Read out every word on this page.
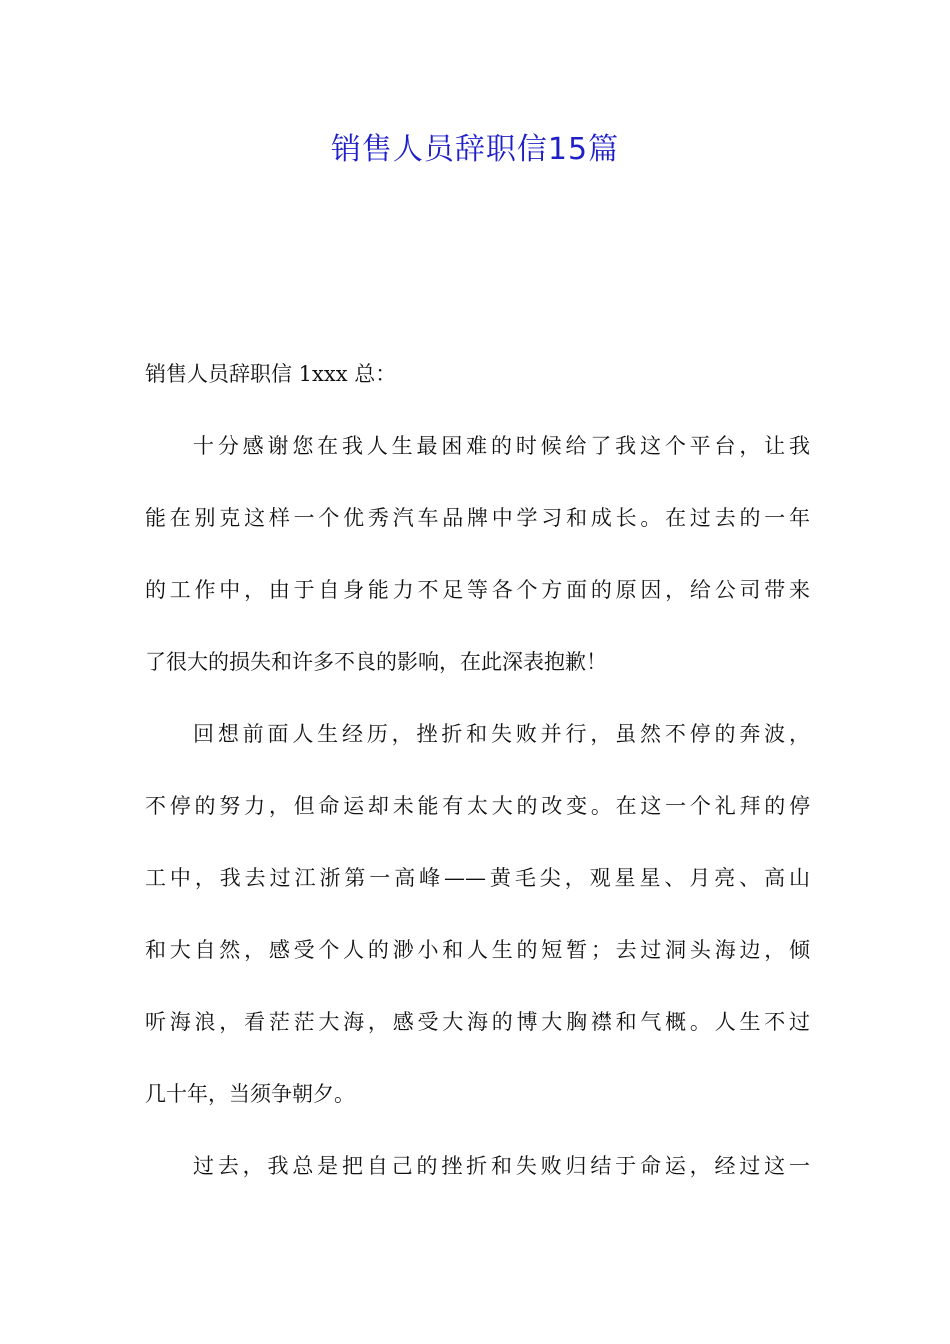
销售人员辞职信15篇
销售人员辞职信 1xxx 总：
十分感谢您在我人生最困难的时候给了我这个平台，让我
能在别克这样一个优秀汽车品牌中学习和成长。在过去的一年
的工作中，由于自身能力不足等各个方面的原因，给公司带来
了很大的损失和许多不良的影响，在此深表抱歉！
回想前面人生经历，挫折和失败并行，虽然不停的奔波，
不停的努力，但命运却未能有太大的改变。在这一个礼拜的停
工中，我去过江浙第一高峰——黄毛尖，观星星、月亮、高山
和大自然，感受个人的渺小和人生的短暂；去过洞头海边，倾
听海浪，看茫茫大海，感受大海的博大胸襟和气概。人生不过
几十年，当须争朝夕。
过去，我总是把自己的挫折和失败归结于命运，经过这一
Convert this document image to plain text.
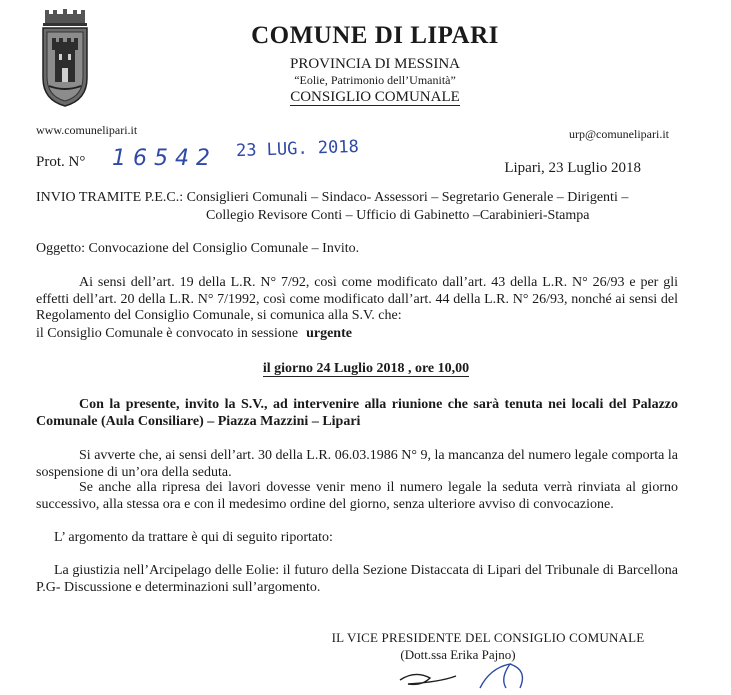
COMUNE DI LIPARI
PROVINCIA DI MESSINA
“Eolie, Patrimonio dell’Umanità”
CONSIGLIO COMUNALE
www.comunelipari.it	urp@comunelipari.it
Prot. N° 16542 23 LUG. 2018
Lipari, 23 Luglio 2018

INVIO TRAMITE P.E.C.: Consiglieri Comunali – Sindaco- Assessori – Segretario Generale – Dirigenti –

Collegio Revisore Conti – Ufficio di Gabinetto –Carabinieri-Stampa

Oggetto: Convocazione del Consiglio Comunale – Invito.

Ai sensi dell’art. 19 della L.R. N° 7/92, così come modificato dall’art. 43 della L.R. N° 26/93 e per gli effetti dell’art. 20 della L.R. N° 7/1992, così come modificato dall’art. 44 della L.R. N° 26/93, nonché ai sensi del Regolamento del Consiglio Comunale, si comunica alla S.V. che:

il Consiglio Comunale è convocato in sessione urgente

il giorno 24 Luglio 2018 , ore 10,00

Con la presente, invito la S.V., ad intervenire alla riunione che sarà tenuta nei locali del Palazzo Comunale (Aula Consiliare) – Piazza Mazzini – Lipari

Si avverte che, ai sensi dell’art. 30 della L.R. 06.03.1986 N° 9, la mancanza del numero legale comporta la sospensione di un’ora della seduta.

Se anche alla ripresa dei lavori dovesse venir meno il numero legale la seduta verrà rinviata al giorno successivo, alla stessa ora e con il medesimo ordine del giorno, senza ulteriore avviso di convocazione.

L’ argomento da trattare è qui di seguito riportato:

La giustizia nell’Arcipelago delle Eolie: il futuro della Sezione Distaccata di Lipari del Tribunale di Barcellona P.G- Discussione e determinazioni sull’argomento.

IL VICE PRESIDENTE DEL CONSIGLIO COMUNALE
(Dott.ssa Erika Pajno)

* * *

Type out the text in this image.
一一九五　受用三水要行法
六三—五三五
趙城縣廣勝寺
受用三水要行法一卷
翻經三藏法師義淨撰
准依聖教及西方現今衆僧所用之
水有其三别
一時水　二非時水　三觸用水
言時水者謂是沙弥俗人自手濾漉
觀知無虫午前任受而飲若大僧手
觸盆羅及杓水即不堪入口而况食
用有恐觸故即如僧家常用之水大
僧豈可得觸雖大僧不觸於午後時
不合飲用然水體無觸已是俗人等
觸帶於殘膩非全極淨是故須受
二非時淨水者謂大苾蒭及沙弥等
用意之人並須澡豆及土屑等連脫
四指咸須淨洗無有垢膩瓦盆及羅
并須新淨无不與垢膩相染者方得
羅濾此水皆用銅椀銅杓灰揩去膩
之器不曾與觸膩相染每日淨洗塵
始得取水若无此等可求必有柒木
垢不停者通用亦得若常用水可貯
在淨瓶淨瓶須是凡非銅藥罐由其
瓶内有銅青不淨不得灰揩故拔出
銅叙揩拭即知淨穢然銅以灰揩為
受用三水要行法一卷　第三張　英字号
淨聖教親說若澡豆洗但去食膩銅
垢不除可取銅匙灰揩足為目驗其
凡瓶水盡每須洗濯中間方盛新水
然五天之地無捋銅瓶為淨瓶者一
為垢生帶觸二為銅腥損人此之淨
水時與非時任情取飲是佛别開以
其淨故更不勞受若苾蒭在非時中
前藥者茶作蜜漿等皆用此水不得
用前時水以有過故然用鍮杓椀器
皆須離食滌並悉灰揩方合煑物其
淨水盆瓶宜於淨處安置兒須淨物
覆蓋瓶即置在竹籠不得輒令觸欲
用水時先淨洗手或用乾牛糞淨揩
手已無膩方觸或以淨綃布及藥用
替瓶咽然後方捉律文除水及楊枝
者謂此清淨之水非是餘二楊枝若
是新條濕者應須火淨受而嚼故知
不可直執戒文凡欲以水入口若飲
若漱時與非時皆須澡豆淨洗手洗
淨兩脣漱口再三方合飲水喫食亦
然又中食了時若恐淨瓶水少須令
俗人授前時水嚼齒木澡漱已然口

§ Short task:
From the entries above, copy every line where the word "seduta" shows up.

§ Exercise response:
Si avverte che, ai sensi dell’art. 30 della L.R. 06.03.1986 N° 9, la mancanza del numero legale comporta la sospensione di un’ora della seduta.
Se anche alla ripresa dei lavori dovesse venir meno il numero legale la seduta verrà rinviata al giorno successivo, alla stessa ora e con il medesimo ordine del giorno, senza ulteriore avviso di convocazione.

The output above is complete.